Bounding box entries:
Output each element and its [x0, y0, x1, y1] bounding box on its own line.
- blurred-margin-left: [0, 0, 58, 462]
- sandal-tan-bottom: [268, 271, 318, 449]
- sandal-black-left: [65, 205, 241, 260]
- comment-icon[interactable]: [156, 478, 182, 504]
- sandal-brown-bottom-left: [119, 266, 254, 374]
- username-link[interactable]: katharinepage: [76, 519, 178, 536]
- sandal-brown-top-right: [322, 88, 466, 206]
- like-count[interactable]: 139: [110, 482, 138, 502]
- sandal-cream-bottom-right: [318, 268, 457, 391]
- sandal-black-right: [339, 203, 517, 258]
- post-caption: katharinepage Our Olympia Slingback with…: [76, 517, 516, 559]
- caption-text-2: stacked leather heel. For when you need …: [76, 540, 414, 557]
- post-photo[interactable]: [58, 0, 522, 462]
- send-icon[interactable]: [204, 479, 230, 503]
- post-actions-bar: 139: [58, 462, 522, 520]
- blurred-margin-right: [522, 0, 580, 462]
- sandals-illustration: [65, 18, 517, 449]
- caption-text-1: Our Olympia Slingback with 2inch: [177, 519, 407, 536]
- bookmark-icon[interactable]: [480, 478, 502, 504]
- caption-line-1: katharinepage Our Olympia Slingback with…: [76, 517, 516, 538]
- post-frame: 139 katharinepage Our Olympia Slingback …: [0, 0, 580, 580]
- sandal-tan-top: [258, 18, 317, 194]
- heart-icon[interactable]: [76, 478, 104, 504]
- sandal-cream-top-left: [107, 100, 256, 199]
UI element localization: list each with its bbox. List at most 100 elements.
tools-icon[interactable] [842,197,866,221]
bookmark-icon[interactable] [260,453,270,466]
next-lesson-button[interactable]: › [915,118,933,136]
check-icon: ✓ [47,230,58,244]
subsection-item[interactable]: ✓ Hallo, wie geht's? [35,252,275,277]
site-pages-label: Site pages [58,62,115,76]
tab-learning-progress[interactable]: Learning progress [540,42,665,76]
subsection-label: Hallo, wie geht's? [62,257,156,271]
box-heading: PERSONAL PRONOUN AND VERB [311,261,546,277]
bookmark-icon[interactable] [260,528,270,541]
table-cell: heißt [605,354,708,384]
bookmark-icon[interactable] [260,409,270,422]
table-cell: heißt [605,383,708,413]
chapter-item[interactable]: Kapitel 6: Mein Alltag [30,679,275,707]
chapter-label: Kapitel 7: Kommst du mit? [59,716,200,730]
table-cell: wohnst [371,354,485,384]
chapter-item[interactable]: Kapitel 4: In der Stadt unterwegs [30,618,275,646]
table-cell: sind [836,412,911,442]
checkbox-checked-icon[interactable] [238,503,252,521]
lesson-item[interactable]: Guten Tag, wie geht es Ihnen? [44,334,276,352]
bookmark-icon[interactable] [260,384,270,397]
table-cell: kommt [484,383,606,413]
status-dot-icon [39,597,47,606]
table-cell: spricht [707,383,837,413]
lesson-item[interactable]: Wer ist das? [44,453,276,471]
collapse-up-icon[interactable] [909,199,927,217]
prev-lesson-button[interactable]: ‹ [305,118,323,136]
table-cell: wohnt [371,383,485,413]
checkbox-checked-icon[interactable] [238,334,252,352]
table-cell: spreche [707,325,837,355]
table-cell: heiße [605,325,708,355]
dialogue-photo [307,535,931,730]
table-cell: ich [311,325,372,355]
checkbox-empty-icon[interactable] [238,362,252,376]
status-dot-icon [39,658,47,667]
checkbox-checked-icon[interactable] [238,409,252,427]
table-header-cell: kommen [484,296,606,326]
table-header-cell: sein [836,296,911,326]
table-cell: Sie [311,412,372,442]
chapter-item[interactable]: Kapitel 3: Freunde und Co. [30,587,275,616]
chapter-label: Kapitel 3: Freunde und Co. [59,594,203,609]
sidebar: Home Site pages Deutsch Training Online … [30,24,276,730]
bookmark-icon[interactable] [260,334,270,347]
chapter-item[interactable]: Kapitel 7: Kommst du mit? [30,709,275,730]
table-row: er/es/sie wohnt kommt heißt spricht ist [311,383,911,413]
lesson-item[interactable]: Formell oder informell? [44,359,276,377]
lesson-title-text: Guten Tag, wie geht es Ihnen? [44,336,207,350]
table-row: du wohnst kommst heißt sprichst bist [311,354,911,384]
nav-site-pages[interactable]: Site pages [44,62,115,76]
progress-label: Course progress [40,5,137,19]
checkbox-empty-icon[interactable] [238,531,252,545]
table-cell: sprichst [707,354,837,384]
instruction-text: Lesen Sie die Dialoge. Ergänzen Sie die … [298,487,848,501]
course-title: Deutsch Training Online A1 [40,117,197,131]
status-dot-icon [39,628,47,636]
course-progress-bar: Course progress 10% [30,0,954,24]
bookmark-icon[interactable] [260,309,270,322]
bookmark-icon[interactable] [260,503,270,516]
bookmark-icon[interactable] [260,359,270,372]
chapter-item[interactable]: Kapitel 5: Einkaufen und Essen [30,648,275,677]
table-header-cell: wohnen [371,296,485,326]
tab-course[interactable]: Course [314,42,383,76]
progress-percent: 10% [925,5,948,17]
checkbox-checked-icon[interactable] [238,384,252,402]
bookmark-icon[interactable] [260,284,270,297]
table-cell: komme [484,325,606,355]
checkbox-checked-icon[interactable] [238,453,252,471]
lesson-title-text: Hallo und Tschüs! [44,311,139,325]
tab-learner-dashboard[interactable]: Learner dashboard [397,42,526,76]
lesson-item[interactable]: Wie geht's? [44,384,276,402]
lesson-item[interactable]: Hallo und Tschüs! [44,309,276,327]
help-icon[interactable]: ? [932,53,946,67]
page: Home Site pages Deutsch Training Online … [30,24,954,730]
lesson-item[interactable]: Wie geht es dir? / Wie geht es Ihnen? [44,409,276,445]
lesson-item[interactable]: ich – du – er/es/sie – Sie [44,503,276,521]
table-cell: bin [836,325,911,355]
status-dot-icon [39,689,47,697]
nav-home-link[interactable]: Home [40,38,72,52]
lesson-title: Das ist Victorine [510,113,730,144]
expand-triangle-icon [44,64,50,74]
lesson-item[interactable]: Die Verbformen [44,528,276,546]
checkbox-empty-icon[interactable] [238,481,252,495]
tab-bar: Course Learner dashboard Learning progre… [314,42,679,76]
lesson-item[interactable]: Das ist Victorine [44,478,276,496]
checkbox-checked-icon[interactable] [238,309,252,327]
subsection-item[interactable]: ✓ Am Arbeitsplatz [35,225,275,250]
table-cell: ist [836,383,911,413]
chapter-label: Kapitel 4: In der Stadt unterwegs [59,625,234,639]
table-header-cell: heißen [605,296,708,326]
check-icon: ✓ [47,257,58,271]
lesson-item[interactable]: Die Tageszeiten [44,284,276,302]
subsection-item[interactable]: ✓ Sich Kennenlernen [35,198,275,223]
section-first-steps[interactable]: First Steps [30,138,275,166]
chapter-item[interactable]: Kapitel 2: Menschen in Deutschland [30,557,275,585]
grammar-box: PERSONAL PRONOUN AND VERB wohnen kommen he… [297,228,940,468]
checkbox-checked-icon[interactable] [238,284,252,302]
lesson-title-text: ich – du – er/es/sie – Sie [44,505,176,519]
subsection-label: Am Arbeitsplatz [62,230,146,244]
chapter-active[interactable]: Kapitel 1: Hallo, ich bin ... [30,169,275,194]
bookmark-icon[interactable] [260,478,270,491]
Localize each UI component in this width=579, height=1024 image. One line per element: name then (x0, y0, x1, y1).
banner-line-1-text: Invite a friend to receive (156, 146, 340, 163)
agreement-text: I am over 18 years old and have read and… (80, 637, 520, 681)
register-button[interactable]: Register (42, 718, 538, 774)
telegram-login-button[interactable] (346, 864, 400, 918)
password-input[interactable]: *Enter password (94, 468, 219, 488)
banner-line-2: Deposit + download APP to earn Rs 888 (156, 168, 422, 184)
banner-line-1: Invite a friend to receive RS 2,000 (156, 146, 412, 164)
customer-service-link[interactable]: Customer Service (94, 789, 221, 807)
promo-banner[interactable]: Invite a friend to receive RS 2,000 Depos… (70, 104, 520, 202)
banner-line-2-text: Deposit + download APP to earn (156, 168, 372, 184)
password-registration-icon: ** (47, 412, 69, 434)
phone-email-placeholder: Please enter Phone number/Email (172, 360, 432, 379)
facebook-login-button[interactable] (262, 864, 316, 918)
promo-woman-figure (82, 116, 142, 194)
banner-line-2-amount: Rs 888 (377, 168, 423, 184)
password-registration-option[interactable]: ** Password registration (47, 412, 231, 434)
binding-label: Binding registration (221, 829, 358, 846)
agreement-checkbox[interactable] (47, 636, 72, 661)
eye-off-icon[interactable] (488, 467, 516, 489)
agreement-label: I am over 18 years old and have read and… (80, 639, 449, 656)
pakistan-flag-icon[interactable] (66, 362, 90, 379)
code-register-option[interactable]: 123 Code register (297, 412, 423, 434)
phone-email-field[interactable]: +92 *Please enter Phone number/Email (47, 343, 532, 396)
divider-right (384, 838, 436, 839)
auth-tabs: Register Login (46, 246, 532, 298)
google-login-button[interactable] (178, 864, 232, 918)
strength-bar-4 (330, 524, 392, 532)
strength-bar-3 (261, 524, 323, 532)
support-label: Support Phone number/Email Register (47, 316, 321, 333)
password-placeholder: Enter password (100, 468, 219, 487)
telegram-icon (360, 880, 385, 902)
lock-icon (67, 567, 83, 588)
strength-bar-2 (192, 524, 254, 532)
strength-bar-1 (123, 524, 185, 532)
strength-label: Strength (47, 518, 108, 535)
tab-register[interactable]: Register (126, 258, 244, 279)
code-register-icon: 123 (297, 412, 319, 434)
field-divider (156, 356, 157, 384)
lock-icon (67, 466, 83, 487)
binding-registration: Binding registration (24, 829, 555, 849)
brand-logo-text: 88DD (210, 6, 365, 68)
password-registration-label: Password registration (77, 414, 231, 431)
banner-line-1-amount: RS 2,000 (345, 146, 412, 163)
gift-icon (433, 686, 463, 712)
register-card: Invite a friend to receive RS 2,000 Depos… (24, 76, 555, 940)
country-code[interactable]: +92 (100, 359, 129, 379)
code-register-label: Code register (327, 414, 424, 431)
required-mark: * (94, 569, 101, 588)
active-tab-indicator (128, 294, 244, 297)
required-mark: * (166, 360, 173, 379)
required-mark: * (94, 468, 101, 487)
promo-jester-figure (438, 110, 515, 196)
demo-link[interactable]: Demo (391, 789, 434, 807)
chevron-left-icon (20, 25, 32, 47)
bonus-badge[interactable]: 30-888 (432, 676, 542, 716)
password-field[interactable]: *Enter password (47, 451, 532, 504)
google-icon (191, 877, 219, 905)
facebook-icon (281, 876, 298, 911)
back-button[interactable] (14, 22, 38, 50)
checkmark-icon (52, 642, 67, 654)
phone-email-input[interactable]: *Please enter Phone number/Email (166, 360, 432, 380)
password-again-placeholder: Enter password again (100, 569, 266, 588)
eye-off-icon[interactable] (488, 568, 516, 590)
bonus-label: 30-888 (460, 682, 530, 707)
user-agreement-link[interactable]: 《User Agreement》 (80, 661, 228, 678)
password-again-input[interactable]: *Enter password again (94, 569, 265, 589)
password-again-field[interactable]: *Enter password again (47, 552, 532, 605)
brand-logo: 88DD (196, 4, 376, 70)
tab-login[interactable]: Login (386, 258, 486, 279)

YOUR GOAL: Copy out the material verbatim, starting at its first line and stopping after the line that contains "- like-count[interactable]: 139: [110, 482, 138, 502]". Include both of those lines.

WRITTEN SOLUTION:
Output each element and its [x0, y0, x1, y1] bounding box on its own line.
- blurred-margin-left: [0, 0, 58, 462]
- sandal-tan-bottom: [268, 271, 318, 449]
- sandal-black-left: [65, 205, 241, 260]
- comment-icon[interactable]: [156, 478, 182, 504]
- sandal-brown-bottom-left: [119, 266, 254, 374]
- username-link[interactable]: katharinepage: [76, 519, 178, 536]
- sandal-brown-top-right: [322, 88, 466, 206]
- like-count[interactable]: 139: [110, 482, 138, 502]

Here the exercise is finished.